__Description of the task__: Will you transcribe all the entries word for word, skipping the pictures they hold?

__Records provided__:
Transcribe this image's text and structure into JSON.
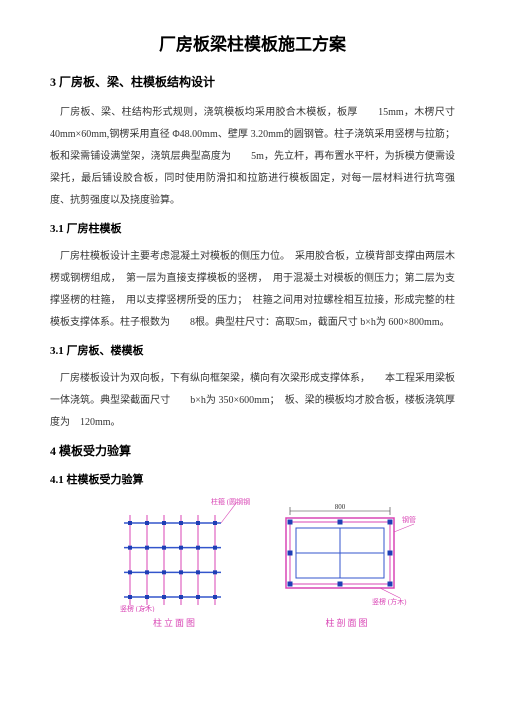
{
  "title": "厂房板梁柱模板施工方案",
  "sections": {
    "s3": {
      "heading": "3 厂房板、梁、柱模板结构设计",
      "para": "厂房板、梁、柱结构形式规则，浇筑模板均采用胶合木模板，板厚　　15mm，木楞尺寸 40mm×60mm,钢楞采用直径 Φ48.00mm、壁厚 3.20mm的圆钢管。柱子浇筑采用竖楞与拉筋；板和梁需铺设满堂架，浇筑层典型高度为　　5m，先立杆，再布置水平杆，为拆模方便需设梁托，最后铺设胶合板，同时使用防滑扣和拉筋进行模板固定，对每一层材料进行抗弯强度、抗剪强度以及挠度验算。"
    },
    "s31a": {
      "heading": "3.1 厂房柱模板",
      "para": "厂房柱模板设计主要考虑混凝土对模板的侧压力位。　采用胶合板，立模背部支撑由两层木楞或钢楞组成，　第一层为直接支撑模板的竖楞，　用于混凝土对模板的侧压力；第二层为支撑竖楞的柱箍，　用以支撑竖楞所受的压力；　柱箍之间用对拉螺栓相互拉接，形成完整的柱模板支撑体系。柱子根数为　　8根。典型柱尺寸：高取5m，截面尺寸 b×h为 600×800mm。"
    },
    "s31b": {
      "heading": "3.1 厂房板、楼模板",
      "para": "厂房楼板设计为双向板，下有纵向框架梁，横向有次梁形成支撑体系，　　本工程采用梁板一体浇筑。典型梁截面尺寸　　b×h为 350×600mm；　板、梁的模板均才胶合板，楼板浇筑厚度为　120mm。"
    },
    "s4": {
      "heading": "4 模板受力验算"
    },
    "s41": {
      "heading": "4.1 柱模板受力验算"
    }
  },
  "figures": {
    "elevation": {
      "caption": "柱立面图",
      "label_top": "柱箍 (圆钢钢管)",
      "label_bottom": "竖楞 (方木)",
      "colors": {
        "outline": "#d946b5",
        "bolt": "#1e3fb5",
        "grid": "#3355cc"
      }
    },
    "section": {
      "caption": "柱剖面图",
      "label_right": "钢管",
      "label_bottom": "竖楞 (方木)",
      "dim": "800",
      "colors": {
        "outline": "#d946b5",
        "bolt": "#1e3fb5",
        "fill": "#3355cc"
      }
    }
  }
}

__Answer to this problem__:
Transcribe this image's text and structure into JSON.
{
  "title": "厂房板梁柱模板施工方案",
  "sections": {
    "s3": {
      "heading": "3 厂房板、梁、柱模板结构设计",
      "para": "厂房板、梁、柱结构形式规则，浇筑模板均采用胶合木模板，板厚　　15mm，木楞尺寸 40mm×60mm,钢楞采用直径 Φ48.00mm、壁厚 3.20mm的圆钢管。柱子浇筑采用竖楞与拉筋；板和梁需铺设满堂架，浇筑层典型高度为　　5m，先立杆，再布置水平杆，为拆模方便需设梁托，最后铺设胶合板，同时使用防滑扣和拉筋进行模板固定，对每一层材料进行抗弯强度、抗剪强度以及挠度验算。"
    },
    "s31a": {
      "heading": "3.1 厂房柱模板",
      "para": "厂房柱模板设计主要考虑混凝土对模板的侧压力位。　采用胶合板，立模背部支撑由两层木楞或钢楞组成，　第一层为直接支撑模板的竖楞，　用于混凝土对模板的侧压力；第二层为支撑竖楞的柱箍，　用以支撑竖楞所受的压力；　柱箍之间用对拉螺栓相互拉接，形成完整的柱模板支撑体系。柱子根数为　　8根。典型柱尺寸：高取5m，截面尺寸 b×h为 600×800mm。"
    },
    "s31b": {
      "heading": "3.1 厂房板、楼模板",
      "para": "厂房楼板设计为双向板，下有纵向框架梁，横向有次梁形成支撑体系，　　本工程采用梁板一体浇筑。典型梁截面尺寸　　b×h为 350×600mm；　板、梁的模板均才胶合板，楼板浇筑厚度为　120mm。"
    },
    "s4": {
      "heading": "4 模板受力验算"
    },
    "s41": {
      "heading": "4.1 柱模板受力验算"
    }
  },
  "figures": {
    "elevation": {
      "caption": "柱立面图",
      "label_top": "柱箍 (圆钢钢管)",
      "label_bottom": "竖楞 (方木)",
      "colors": {
        "outline": "#d946b5",
        "bolt": "#1e3fb5",
        "grid": "#3355cc"
      }
    },
    "section": {
      "caption": "柱剖面图",
      "label_right": "钢管",
      "label_bottom": "竖楞 (方木)",
      "dim": "800",
      "colors": {
        "outline": "#d946b5",
        "bolt": "#1e3fb5",
        "fill": "#3355cc"
      }
    }
  }
}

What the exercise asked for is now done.